**The exercise:** Using the data below, gather each line that includes the word "gentes".

**Data rows:**
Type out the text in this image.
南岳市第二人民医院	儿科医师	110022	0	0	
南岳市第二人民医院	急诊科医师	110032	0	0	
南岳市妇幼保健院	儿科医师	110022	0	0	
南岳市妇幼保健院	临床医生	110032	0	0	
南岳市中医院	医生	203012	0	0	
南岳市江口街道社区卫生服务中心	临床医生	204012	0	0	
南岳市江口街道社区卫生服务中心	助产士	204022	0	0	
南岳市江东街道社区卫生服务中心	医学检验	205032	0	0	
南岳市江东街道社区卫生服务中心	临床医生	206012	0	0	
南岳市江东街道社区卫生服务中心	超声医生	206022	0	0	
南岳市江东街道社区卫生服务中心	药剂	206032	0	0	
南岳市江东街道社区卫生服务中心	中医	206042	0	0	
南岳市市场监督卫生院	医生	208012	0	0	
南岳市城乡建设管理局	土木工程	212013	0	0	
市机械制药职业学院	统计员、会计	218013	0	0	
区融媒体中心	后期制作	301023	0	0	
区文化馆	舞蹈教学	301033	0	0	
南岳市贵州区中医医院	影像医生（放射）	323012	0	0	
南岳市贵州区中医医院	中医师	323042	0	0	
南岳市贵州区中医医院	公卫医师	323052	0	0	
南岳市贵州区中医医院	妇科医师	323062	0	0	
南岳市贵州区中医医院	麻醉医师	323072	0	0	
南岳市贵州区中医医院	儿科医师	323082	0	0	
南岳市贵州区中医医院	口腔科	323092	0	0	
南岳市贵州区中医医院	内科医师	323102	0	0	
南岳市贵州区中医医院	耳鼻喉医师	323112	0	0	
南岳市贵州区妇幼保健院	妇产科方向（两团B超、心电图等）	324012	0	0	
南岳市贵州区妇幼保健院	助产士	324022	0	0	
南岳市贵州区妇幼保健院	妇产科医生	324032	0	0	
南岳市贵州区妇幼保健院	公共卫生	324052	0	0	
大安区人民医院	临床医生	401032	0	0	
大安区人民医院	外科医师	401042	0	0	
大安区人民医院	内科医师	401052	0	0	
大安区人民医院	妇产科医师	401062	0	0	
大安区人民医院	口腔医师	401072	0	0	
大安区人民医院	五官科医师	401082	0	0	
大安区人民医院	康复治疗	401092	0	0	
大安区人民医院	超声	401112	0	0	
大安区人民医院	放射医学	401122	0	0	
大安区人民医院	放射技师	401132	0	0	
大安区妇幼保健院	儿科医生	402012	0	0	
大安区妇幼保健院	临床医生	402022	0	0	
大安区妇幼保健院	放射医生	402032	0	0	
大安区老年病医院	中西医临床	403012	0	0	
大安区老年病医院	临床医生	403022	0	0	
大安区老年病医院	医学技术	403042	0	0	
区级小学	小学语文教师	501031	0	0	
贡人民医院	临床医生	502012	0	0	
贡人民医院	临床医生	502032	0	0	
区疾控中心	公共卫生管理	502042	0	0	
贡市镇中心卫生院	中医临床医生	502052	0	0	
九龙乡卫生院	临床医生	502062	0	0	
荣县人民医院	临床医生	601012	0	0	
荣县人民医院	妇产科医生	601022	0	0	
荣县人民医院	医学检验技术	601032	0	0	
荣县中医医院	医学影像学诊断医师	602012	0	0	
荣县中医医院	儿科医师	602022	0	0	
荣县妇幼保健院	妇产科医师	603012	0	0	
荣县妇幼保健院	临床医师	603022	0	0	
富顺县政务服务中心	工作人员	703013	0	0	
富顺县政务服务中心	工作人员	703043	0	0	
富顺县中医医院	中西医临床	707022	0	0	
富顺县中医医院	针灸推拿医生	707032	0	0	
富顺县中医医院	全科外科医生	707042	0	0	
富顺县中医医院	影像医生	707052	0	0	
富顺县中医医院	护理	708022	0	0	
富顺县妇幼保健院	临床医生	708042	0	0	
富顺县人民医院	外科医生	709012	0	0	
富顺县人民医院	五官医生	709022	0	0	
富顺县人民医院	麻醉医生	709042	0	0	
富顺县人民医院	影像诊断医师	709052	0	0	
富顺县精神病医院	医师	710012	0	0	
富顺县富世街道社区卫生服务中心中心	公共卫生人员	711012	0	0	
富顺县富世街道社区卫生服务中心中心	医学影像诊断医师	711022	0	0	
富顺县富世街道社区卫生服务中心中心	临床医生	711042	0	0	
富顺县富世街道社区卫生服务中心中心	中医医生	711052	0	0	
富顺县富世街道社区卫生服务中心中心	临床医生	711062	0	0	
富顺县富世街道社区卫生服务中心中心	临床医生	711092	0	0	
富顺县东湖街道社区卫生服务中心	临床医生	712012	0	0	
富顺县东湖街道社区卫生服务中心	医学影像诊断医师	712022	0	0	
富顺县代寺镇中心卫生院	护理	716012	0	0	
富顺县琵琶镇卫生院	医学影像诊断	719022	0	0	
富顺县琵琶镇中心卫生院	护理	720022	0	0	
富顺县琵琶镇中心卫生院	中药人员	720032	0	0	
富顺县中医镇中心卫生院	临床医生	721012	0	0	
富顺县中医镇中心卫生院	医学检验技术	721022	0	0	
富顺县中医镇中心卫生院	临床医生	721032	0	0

* * *

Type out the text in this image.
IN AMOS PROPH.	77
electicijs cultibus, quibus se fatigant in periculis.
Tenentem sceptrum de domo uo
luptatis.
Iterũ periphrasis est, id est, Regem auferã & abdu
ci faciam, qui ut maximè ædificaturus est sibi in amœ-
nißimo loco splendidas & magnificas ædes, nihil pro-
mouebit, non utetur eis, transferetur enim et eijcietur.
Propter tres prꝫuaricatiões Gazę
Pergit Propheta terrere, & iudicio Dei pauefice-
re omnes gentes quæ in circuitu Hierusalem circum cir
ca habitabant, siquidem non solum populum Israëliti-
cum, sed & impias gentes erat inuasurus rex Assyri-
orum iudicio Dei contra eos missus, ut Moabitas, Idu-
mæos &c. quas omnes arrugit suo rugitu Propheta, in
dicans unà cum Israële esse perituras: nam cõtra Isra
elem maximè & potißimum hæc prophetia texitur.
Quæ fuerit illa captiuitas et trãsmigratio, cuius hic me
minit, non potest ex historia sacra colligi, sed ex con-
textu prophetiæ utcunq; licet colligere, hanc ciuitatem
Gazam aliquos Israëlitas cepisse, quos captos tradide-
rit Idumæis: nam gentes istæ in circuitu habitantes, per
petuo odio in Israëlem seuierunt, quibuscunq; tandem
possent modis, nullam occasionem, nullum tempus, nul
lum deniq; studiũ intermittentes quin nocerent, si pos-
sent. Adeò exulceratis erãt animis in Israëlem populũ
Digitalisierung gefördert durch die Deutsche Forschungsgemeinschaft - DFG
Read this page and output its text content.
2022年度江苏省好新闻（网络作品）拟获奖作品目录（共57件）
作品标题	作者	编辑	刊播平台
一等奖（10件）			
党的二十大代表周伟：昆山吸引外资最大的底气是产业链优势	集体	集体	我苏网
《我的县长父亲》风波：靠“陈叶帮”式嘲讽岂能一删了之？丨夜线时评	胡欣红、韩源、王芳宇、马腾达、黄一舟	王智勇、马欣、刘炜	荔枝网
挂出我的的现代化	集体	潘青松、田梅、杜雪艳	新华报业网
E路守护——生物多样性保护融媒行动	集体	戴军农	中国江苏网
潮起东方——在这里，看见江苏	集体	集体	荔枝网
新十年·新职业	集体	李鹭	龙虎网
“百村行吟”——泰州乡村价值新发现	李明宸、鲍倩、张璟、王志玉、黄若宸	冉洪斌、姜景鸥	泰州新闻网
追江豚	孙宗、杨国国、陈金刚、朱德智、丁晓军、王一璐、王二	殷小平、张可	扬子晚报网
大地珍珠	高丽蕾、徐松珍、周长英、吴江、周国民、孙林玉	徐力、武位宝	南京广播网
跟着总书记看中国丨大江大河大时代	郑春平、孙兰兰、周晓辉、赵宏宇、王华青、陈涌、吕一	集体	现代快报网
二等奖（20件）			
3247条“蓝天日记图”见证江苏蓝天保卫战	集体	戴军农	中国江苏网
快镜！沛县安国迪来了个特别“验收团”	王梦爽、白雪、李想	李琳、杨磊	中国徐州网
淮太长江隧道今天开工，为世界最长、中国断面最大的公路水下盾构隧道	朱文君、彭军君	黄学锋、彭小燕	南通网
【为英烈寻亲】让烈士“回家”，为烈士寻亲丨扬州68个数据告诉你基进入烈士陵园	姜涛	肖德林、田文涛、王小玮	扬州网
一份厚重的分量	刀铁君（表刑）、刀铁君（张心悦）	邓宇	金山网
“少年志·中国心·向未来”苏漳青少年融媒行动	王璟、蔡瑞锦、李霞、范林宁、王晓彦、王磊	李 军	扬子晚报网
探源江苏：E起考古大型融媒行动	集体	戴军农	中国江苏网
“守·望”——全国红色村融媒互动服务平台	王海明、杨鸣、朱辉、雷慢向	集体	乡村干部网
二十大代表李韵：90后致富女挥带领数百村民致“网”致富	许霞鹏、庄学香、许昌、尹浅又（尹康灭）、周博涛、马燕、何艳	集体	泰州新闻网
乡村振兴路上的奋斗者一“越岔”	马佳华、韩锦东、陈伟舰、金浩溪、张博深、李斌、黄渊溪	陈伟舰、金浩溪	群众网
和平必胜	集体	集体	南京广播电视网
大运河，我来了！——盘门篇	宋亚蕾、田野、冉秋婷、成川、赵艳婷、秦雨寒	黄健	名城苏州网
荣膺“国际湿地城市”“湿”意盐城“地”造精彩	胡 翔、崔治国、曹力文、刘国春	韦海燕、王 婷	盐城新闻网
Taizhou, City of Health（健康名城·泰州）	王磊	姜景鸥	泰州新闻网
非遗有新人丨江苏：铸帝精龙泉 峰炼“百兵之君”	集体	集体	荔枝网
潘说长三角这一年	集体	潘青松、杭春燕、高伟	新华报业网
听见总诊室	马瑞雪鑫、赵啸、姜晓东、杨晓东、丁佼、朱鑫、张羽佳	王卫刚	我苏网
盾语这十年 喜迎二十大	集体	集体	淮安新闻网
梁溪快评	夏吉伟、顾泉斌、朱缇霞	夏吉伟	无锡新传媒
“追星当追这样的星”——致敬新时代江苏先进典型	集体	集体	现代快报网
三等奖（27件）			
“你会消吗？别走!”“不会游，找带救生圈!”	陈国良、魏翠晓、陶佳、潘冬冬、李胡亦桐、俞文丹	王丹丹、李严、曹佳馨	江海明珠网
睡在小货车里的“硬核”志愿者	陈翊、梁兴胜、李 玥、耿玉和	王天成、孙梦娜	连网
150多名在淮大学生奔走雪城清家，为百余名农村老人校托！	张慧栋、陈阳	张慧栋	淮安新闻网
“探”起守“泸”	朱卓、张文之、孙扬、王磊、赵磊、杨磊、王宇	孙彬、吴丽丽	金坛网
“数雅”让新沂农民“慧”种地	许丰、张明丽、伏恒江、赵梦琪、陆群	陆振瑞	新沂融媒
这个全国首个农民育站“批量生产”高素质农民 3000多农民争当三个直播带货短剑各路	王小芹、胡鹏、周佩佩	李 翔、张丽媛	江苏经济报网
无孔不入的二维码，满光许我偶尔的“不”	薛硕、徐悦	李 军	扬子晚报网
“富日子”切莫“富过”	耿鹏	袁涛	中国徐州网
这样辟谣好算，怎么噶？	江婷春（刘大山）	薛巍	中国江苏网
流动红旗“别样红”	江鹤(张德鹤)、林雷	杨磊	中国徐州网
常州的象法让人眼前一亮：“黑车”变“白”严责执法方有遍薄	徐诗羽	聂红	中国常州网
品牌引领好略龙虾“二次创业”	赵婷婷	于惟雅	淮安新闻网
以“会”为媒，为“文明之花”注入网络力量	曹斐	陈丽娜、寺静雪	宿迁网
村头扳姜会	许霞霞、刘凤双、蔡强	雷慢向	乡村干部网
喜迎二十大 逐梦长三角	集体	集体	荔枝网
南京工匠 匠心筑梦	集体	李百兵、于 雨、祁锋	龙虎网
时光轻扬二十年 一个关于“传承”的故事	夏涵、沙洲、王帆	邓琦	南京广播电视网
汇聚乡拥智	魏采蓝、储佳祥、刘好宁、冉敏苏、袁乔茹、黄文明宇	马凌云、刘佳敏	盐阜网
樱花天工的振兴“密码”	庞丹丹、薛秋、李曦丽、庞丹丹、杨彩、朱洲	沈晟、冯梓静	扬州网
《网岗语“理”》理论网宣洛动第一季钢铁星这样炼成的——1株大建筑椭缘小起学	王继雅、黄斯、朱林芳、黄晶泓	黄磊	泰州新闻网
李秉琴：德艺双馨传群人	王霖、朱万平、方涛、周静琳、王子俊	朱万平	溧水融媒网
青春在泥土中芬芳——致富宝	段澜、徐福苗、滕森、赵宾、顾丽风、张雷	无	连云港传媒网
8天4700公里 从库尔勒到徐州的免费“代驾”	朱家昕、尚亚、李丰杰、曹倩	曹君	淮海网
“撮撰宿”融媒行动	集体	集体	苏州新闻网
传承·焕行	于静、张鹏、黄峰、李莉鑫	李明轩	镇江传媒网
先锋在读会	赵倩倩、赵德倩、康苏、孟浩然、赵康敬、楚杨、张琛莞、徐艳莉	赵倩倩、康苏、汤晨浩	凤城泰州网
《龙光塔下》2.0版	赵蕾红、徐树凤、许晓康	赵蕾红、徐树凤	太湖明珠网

**Output below:**
re omnes gentes quæ in circuitu Hierusalem circum cir
cum, sed & impias gentes erat inuasurus rex Assyri-
rit Idumæis: nam gentes istæ in circuitu habitantes, per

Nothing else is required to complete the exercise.